*RECORDS TO PROCESS*.

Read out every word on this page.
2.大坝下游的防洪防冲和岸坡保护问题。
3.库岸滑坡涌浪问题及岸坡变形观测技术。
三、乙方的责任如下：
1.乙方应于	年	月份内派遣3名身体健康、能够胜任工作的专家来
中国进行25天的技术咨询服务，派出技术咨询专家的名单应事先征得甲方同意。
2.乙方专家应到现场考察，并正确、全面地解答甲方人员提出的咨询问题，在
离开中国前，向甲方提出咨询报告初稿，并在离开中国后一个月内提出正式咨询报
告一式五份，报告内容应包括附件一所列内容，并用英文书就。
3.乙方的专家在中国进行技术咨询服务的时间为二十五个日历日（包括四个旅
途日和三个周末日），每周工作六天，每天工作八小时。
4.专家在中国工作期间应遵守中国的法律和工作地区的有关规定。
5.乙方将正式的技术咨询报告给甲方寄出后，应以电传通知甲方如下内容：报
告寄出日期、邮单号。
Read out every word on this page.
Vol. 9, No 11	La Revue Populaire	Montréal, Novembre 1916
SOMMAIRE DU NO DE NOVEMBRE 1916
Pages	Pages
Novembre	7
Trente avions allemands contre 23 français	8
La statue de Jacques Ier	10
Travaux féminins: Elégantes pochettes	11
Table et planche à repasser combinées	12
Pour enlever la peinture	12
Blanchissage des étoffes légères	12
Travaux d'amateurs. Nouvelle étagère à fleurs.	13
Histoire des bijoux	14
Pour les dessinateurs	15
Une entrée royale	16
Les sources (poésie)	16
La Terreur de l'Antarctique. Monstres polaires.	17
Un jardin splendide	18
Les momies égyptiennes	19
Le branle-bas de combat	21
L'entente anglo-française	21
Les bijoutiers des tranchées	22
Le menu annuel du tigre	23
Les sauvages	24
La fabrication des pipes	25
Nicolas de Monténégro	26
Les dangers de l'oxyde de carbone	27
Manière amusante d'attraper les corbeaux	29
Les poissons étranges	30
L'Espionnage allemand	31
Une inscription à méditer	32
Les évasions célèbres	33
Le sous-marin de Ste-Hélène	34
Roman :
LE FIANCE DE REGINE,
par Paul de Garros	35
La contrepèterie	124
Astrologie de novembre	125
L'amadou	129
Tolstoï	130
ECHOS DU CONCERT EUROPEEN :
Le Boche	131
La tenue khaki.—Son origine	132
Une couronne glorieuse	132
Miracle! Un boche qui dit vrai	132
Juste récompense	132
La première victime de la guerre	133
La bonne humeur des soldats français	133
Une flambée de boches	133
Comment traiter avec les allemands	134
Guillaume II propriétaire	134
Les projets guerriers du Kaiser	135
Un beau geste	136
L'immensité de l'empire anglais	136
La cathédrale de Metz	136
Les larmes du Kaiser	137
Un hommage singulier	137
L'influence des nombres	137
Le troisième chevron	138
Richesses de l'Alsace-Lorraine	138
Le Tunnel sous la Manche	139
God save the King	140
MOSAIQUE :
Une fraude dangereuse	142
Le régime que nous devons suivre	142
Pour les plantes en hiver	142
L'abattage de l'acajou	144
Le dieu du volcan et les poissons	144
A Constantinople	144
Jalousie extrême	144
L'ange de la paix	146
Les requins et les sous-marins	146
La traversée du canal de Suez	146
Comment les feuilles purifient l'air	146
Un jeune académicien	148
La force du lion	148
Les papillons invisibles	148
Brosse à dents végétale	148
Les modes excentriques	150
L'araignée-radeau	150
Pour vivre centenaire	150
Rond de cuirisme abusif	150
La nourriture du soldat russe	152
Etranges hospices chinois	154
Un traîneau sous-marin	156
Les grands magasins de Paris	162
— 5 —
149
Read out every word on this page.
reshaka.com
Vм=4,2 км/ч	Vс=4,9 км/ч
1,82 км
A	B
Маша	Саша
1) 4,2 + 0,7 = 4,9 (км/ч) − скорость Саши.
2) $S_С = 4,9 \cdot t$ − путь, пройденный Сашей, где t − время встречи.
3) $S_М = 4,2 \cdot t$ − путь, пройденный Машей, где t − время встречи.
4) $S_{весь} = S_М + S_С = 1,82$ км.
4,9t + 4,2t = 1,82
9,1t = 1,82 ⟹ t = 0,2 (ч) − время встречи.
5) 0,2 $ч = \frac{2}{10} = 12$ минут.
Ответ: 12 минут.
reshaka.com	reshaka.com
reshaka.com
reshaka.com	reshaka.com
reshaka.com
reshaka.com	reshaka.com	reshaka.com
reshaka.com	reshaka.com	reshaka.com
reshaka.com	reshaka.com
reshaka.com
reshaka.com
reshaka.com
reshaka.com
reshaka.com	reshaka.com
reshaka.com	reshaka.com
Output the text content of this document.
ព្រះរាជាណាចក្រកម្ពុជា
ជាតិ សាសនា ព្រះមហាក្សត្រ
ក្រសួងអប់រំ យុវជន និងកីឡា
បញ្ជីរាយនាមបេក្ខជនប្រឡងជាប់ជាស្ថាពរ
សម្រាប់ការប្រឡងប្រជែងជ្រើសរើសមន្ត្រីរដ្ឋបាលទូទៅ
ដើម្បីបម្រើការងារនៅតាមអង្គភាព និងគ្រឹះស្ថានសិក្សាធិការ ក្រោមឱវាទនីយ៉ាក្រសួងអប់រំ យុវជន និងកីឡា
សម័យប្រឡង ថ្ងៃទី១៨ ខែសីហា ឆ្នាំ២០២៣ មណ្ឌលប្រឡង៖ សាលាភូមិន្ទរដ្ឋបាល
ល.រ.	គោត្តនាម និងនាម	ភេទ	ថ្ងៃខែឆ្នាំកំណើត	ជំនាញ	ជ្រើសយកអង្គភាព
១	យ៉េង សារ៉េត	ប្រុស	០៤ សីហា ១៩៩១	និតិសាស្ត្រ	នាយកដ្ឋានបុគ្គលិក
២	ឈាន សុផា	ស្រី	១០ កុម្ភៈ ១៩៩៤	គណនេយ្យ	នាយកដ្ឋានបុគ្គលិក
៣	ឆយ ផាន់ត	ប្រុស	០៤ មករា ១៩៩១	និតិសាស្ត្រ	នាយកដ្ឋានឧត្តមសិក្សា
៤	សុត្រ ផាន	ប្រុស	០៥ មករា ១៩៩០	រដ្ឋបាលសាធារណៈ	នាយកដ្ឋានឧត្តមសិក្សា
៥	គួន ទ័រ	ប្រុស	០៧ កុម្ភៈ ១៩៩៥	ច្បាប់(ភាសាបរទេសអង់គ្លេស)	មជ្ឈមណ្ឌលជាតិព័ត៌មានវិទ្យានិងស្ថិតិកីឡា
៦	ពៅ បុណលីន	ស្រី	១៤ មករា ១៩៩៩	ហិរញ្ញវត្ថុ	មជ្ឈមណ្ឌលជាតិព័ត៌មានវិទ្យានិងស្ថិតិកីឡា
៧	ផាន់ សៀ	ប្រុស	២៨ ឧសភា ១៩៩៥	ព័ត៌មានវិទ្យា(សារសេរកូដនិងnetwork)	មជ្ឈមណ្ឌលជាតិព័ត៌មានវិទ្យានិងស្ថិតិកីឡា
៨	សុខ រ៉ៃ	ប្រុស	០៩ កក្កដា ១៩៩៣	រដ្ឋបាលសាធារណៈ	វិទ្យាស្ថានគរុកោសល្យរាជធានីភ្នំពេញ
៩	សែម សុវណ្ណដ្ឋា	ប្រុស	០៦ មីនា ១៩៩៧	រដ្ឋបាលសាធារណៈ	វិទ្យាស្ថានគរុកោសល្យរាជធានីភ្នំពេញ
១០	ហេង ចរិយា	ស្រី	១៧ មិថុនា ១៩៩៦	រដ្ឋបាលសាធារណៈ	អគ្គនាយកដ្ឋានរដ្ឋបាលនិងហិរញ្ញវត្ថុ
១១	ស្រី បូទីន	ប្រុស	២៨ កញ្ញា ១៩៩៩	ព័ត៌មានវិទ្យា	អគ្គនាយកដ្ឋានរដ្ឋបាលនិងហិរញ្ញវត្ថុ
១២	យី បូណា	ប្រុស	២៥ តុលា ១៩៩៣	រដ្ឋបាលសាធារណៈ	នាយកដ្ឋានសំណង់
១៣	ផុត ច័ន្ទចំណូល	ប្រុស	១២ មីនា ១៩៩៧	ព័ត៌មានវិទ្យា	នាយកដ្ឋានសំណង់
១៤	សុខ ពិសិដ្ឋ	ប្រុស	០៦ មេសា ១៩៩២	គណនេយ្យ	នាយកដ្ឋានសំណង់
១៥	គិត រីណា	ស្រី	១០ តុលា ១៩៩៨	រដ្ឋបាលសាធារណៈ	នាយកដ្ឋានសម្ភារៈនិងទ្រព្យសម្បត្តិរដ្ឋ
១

*REQUIREMENT*.
From the entries above, copy out every line where the string "cdot" appears.

*RIGHT ANSWER*.
2) $S_С = 4,9 \cdot t$ − путь, пройденный Сашей, где t − время встречи.
3) $S_М = 4,2 \cdot t$ − путь, пройденный Машей, где t − время встречи.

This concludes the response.